» Directions: Exactly as they appear, output all of the records. Skip any images.

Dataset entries
———

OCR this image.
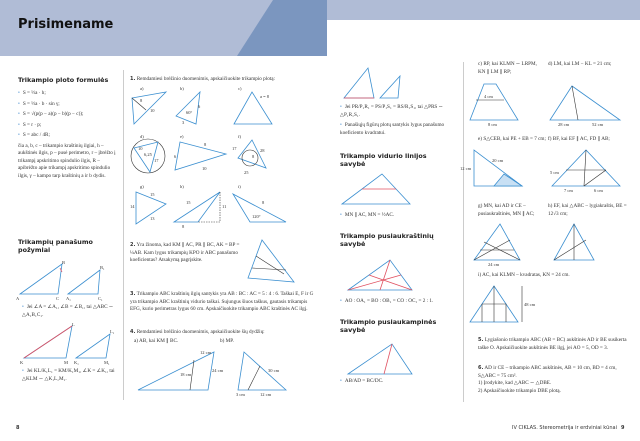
Prisimename
Trikampio ploto formulės
• S = ½a · h;
• S = ½a · b · sin γ;
• S = √(p(p − a)(p − b)(p − c));
• S = r · p;
• S = abc / 4R;
čia a, b, c – trikampio kraštinių ilgiai, h – aukštinės ilgis, p – pusė perimetro, r – įbrėžto į trikampį apskritimo spindulio ilgis, R – apibrėžto apie trikampį apskritimo spindulio ilgis, γ – kampo tarp kraštinių a ir b dydis.
Trikampių panašumo požymiai
A
B
C A₁
B₁
C₁
• Jei ∠A = ∠A₁, ∠B = ∠B₁, tai △ABC ∼ △A₁B₁C₁.
K
L
M K₁
L₁
M₁
• Jei KL/K₁L₁ = KM/K₁M₁, ∠K = ∠K₁, tai △KLM ∼ △K₁L₁M₁.
1. Remdamiesi brėžinio duomenimis, apskaičiuokite trikampio plotą:
a)	b)	c)
8
10	60°
6
3
a = 8
d)	e)	f)
10
6,25
17
8
6
10
17	28
8
25
g)	h)	i)
15
14
13
15
11
8
120°
8
2. Yra žinoma, kad KM ∥ AC, PR ∥ BC, AK = BP = ¼AB. Kam lygus trikampių KPO ir ABC panašumo koeficientas? Atsakymą pagrįskite.
3. Trikampio ABC kraštinių ilgių santykis yra AB : BC : AC = 5 : 4 : 6. Taškai E, F ir G yra trikampio ABC kraštinių vidurio taškai. Sujungus šiuos taškus, gautasis trikampis EFG, kurio perimetras lygus 60 cm. Apskaičiuokite trikampio ABC kraštinės AC ilgį.
4. Remdamiesi brėžinio duomenimis, apskaičiuokite šių dydžių:
a) AB, kai KM ∥ BC.	b) MP.
12 cm
18 cm
24 cm	30 cm
3 cm	12 cm
8
• Jei PR/P₁R₁ = PS/P₁S₁ = RS/R₁S₁, tai △PRS ∼ △P₁R₁S₁.
• Panašiųjų figūrų plotų santykis lygus panašumo koeficiento kvadratui.
Trikampio vidurio linijos savybė
• MN ∥ AC, MN = ½AC.
Trikampio pusiaukraštinių savybė
• AO : OA₁ = BO : OB₁ = CO : OC₁ = 2 : 1.
Trikampio pusiaukampinės savybė
• AB/AD = BC/DC.
c) RP, kai KLMN ∼ LRPM, KN ∥ LM ∥ RP;
d) LM, kai LM − KL = 21 cm;
4 cm
8 cm	28 cm	52 cm
e) S△CEB, kai PE + EB = 7 cm; f) BF, kai EF ∥ AC, FD ∥ AB;
20 cm
12 cm
5 cm
7 cm	6 cm
g) MN, kai AD ir CE – pusiaukraštinės, MN ∥ AC;
h) EF, kai △ABC – lygiakraštis, BE = 12√3 cm;
24 cm
i) AC, kai KLMN – kvadratas, KN = 24 cm.
48 cm
5. Lygiašonio trikampio ABC (AB = BC) aukštinės AD ir BE susikerta taške O. Apskaičiuokite aukštinės BE ilgį, jei AO = 5, OD = 3.
6. AD ir CE – trikampio ABC aukštinės, AB = 10 cm, BD = 4 cm, S△ABC = 75 cm².
1) Įrodykite, kad △ABC ∼ △DBE.
2) Apskaičiuokite trikampio DBE plotą.
IV CIKLAS. Stereometrija ir erdviniai kūnai 9
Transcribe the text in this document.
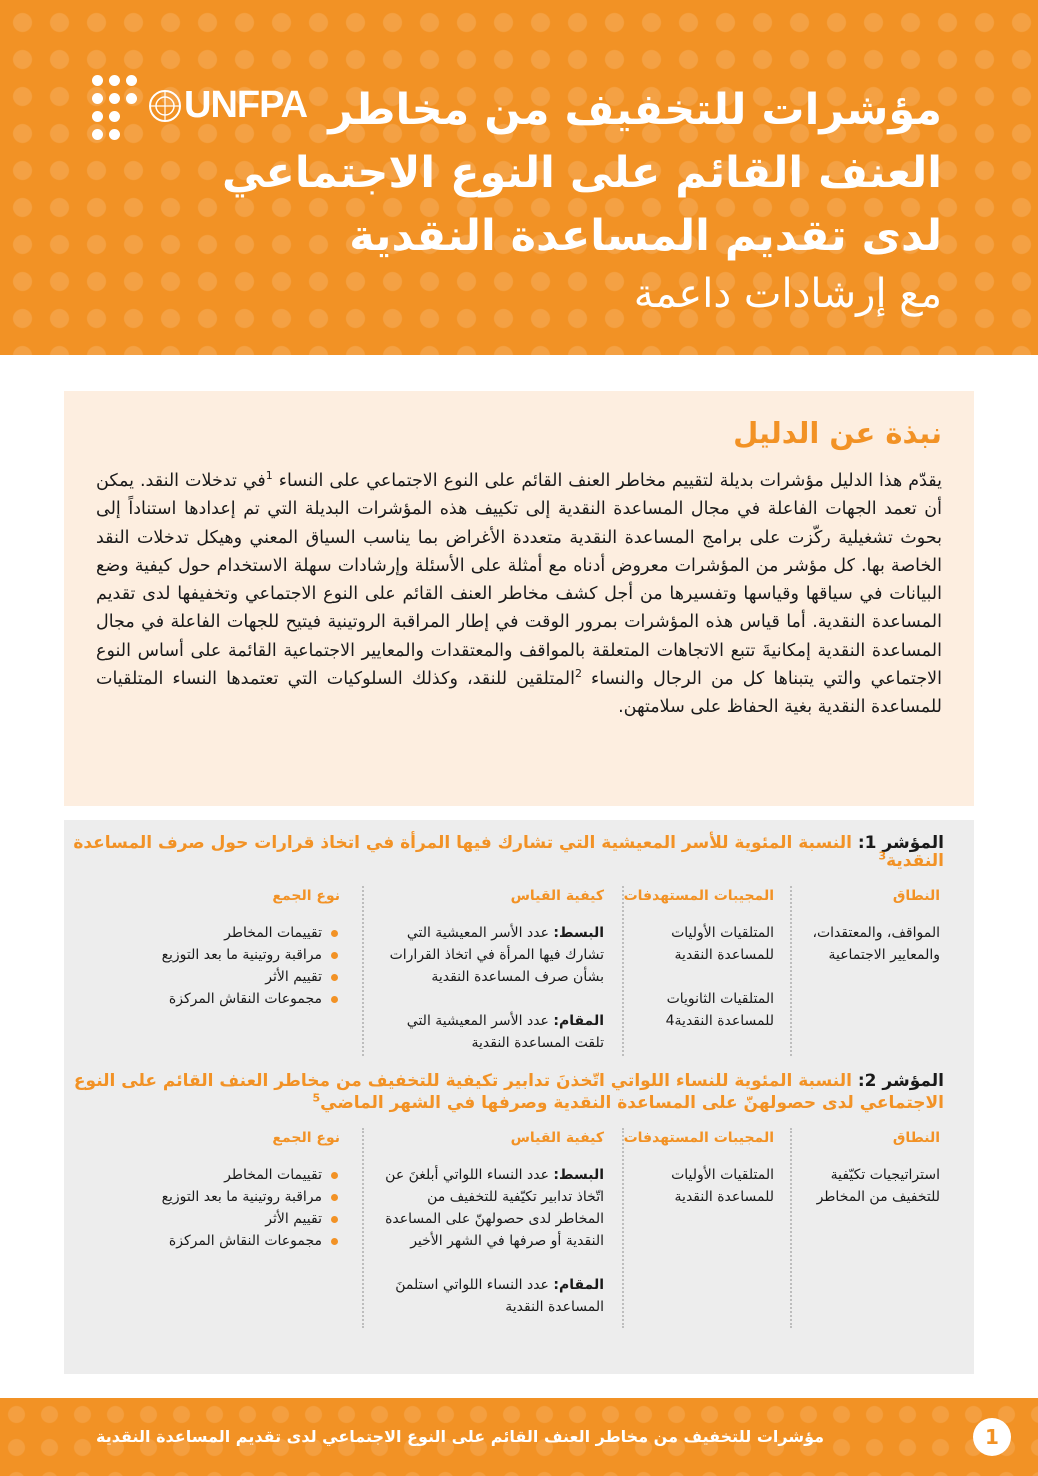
UNFPA مؤشرات للتخفيف من مخاطر
العنف القائم على النوع الاجتماعي
لدى تقديم المساعدة النقدية
مع إرشادات داعمة
نبذة عن الدليل

يقدّم هذا الدليل مؤشرات بديلة لتقييم مخاطر العنف القائم على النوع الاجتماعي على النساء $^1$في تدخلات النقد. يمكن أن تعمد الجهات الفاعلة في مجال المساعدة النقدية إلى تكييف هذه المؤشرات البديلة التي تم إعدادها استناداً إلى بحوث تشغيلية ركّزت على برامج المساعدة النقدية متعددة الأغراض بما يناسب السياق المعني وهيكل تدخلات النقد الخاصة بها. كل مؤشر من المؤشرات معروض أدناه مع أمثلة على الأسئلة وإرشادات سهلة الاستخدام حول كيفية وضع البيانات في سياقها وقياسها وتفسيرها من أجل كشف مخاطر العنف القائم على النوع الاجتماعي وتخفيفها لدى تقديم المساعدة النقدية. أما قياس هذه المؤشرات بمرور الوقت في إطار المراقبة الروتينية فيتيح للجهات الفاعلة في مجال المساعدة النقدية إمكانيةَ تتبع الاتجاهات المتعلقة بالمواقف والمعتقدات والمعايير الاجتماعية القائمة على أساس النوع الاجتماعي والتي يتبناها كل من الرجال والنساء $^2$المتلقين للنقد، وكذلك السلوكيات التي تعتمدها النساء المتلقيات للمساعدة النقدية بغية الحفاظ على سلامتهن.

المؤشر 1: النسبة المئوية للأسر المعيشية التي تشارك فيها المرأة في اتخاذ قرارات حول صرف المساعدة
النقدية$^3$
النطاق
المواقف، والمعتقدات، والمعايير الاجتماعية
المجيبات المستهدفات
المتلقيات الأوليات للمساعدة النقدية
المتلقيات الثانويات للمساعدة النقدية4
كيفية القياس
البسط: عدد الأسر المعيشية التي تشارك فيها المرأة في اتخاذ القرارات بشأن صرف المساعدة النقدية
المقام: عدد الأسر المعيشية التي تلقت المساعدة النقدية
نوع الجمع
تقييمات المخاطر
مراقبة روتينية ما بعد التوزيع
تقييم الأثر
مجموعات النقاش المركزة
المؤشر 2: النسبة المئوية للنساء اللواتي اتّخذنَ تدابير تكيفية للتخفيف من مخاطر العنف القائم على النوع
الاجتماعي لدى حصولهنّ على المساعدة النقدية وصرفها في الشهر الماضي$^5$
النطاق
استراتيجيات تكيّفية للتخفيف من المخاطر
المجيبات المستهدفات
المتلقيات الأوليات للمساعدة النقدية
كيفية القياس
البسط: عدد النساء اللواتي أبلغنَ عن اتّخاذ تدابير تكيّفية للتخفيف من المخاطر لدى حصولهنّ على المساعدة النقدية أو صرفها في الشهر الأخير
المقام: عدد النساء اللواتي استلمنَ المساعدة النقدية
نوع الجمع
تقييمات المخاطر
مراقبة روتينية ما بعد التوزيع
تقييم الأثر
مجموعات النقاش المركزة
1
مؤشرات للتخفيف من مخاطر العنف القائم على النوع الاجتماعي لدى تقديم المساعدة النقدية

———

» Task output:
OCR this image.
Prisimename
Trikampio ploto formulės
• S = ½a · h;
• S = ½a · b · sin γ;
• S = √(p(p − a)(p − b)(p − c));
• S = r · p;
• S = abc / 4R;
čia a, b, c – trikampio kraštinių ilgiai, h – aukštinės ilgis, p – pusė perimetro, r – įbrėžto į trikampį apskritimo spindulio ilgis, R – apibrėžto apie trikampį apskritimo spindulio ilgis, γ – kampo tarp kraštinių a ir b dydis.
Trikampių panašumo požymiai
A
B
C A₁
B₁
C₁
• Jei ∠A = ∠A₁, ∠B = ∠B₁, tai △ABC ∼ △A₁B₁C₁.
K
L
M K₁
L₁
M₁
• Jei KL/K₁L₁ = KM/K₁M₁, ∠K = ∠K₁, tai △KLM ∼ △K₁L₁M₁.
1. Remdamiesi brėžinio duomenimis, apskaičiuokite trikampio plotą:
a)	b)	c)
8
10	60°
6
3
a = 8
d)	e)	f)
10
6,25
17
8
6
10
17	28
8
25
g)	h)	i)
15
14
13
15
11
8
120°
8
2. Yra žinoma, kad KM ∥ AC, PR ∥ BC, AK = BP = ¼AB. Kam lygus trikampių KPO ir ABC panašumo koeficientas? Atsakymą pagrįskite.
3. Trikampio ABC kraštinių ilgių santykis yra AB : BC : AC = 5 : 4 : 6. Taškai E, F ir G yra trikampio ABC kraštinių vidurio taškai. Sujungus šiuos taškus, gautasis trikampis EFG, kurio perimetras lygus 60 cm. Apskaičiuokite trikampio ABC kraštinės AC ilgį.
4. Remdamiesi brėžinio duomenimis, apskaičiuokite šių dydžių:
a) AB, kai KM ∥ BC.	b) MP.
12 cm
18 cm
24 cm	30 cm
3 cm	12 cm
8
• Jei PR/P₁R₁ = PS/P₁S₁ = RS/R₁S₁, tai △PRS ∼ △P₁R₁S₁.
• Panašiųjų figūrų plotų santykis lygus panašumo koeficiento kvadratui.
Trikampio vidurio linijos savybė
• MN ∥ AC, MN = ½AC.
Trikampio pusiaukraštinių savybė
• AO : OA₁ = BO : OB₁ = CO : OC₁ = 2 : 1.
Trikampio pusiaukampinės savybė
• AB/AD = BC/DC.
c) RP, kai KLMN ∼ LRPM, KN ∥ LM ∥ RP;
d) LM, kai LM − KL = 21 cm;
4 cm
8 cm	28 cm	52 cm
e) S△CEB, kai PE + EB = 7 cm; f) BF, kai EF ∥ AC, FD ∥ AB;
20 cm
12 cm
5 cm
7 cm	6 cm
g) MN, kai AD ir CE – pusiaukraštinės, MN ∥ AC;
h) EF, kai △ABC – lygiakraštis, BE = 12√3 cm;
24 cm
i) AC, kai KLMN – kvadratas, KN = 24 cm.
48 cm
5. Lygiašonio trikampio ABC (AB = BC) aukštinės AD ir BE susikerta taške O. Apskaičiuokite aukštinės BE ilgį, jei AO = 5, OD = 3.
6. AD ir CE – trikampio ABC aukštinės, AB = 10 cm, BD = 4 cm, S△ABC = 75 cm².
1) Įrodykite, kad △ABC ∼ △DBE.
2) Apskaičiuokite trikampio DBE plotą.
IV CIKLAS. Stereometrija ir erdviniai kūnai 9
Transcribe the text in this document.
UNFPA مؤشرات للتخفيف من مخاطر
العنف القائم على النوع الاجتماعي
لدى تقديم المساعدة النقدية
مع إرشادات داعمة
نبذة عن الدليل

يقدّم هذا الدليل مؤشرات بديلة لتقييم مخاطر العنف القائم على النوع الاجتماعي على النساء $^1$في تدخلات النقد. يمكن أن تعمد الجهات الفاعلة في مجال المساعدة النقدية إلى تكييف هذه المؤشرات البديلة التي تم إعدادها استناداً إلى بحوث تشغيلية ركّزت على برامج المساعدة النقدية متعددة الأغراض بما يناسب السياق المعني وهيكل تدخلات النقد الخاصة بها. كل مؤشر من المؤشرات معروض أدناه مع أمثلة على الأسئلة وإرشادات سهلة الاستخدام حول كيفية وضع البيانات في سياقها وقياسها وتفسيرها من أجل كشف مخاطر العنف القائم على النوع الاجتماعي وتخفيفها لدى تقديم المساعدة النقدية. أما قياس هذه المؤشرات بمرور الوقت في إطار المراقبة الروتينية فيتيح للجهات الفاعلة في مجال المساعدة النقدية إمكانيةَ تتبع الاتجاهات المتعلقة بالمواقف والمعتقدات والمعايير الاجتماعية القائمة على أساس النوع الاجتماعي والتي يتبناها كل من الرجال والنساء $^2$المتلقين للنقد، وكذلك السلوكيات التي تعتمدها النساء المتلقيات للمساعدة النقدية بغية الحفاظ على سلامتهن.

المؤشر 1: النسبة المئوية للأسر المعيشية التي تشارك فيها المرأة في اتخاذ قرارات حول صرف المساعدة
النقدية$^3$
النطاق
المواقف، والمعتقدات، والمعايير الاجتماعية
المجيبات المستهدفات
المتلقيات الأوليات للمساعدة النقدية
المتلقيات الثانويات للمساعدة النقدية4
كيفية القياس
البسط: عدد الأسر المعيشية التي تشارك فيها المرأة في اتخاذ القرارات بشأن صرف المساعدة النقدية
المقام: عدد الأسر المعيشية التي تلقت المساعدة النقدية
نوع الجمع
تقييمات المخاطر
مراقبة روتينية ما بعد التوزيع
تقييم الأثر
مجموعات النقاش المركزة
المؤشر 2: النسبة المئوية للنساء اللواتي اتّخذنَ تدابير تكيفية للتخفيف من مخاطر العنف القائم على النوع
الاجتماعي لدى حصولهنّ على المساعدة النقدية وصرفها في الشهر الماضي$^5$
النطاق
استراتيجيات تكيّفية للتخفيف من المخاطر
المجيبات المستهدفات
المتلقيات الأوليات للمساعدة النقدية
كيفية القياس
البسط: عدد النساء اللواتي أبلغنَ عن اتّخاذ تدابير تكيّفية للتخفيف من المخاطر لدى حصولهنّ على المساعدة النقدية أو صرفها في الشهر الأخير
المقام: عدد النساء اللواتي استلمنَ المساعدة النقدية
نوع الجمع
تقييمات المخاطر
مراقبة روتينية ما بعد التوزيع
تقييم الأثر
مجموعات النقاش المركزة
1
مؤشرات للتخفيف من مخاطر العنف القائم على النوع الاجتماعي لدى تقديم المساعدة النقدية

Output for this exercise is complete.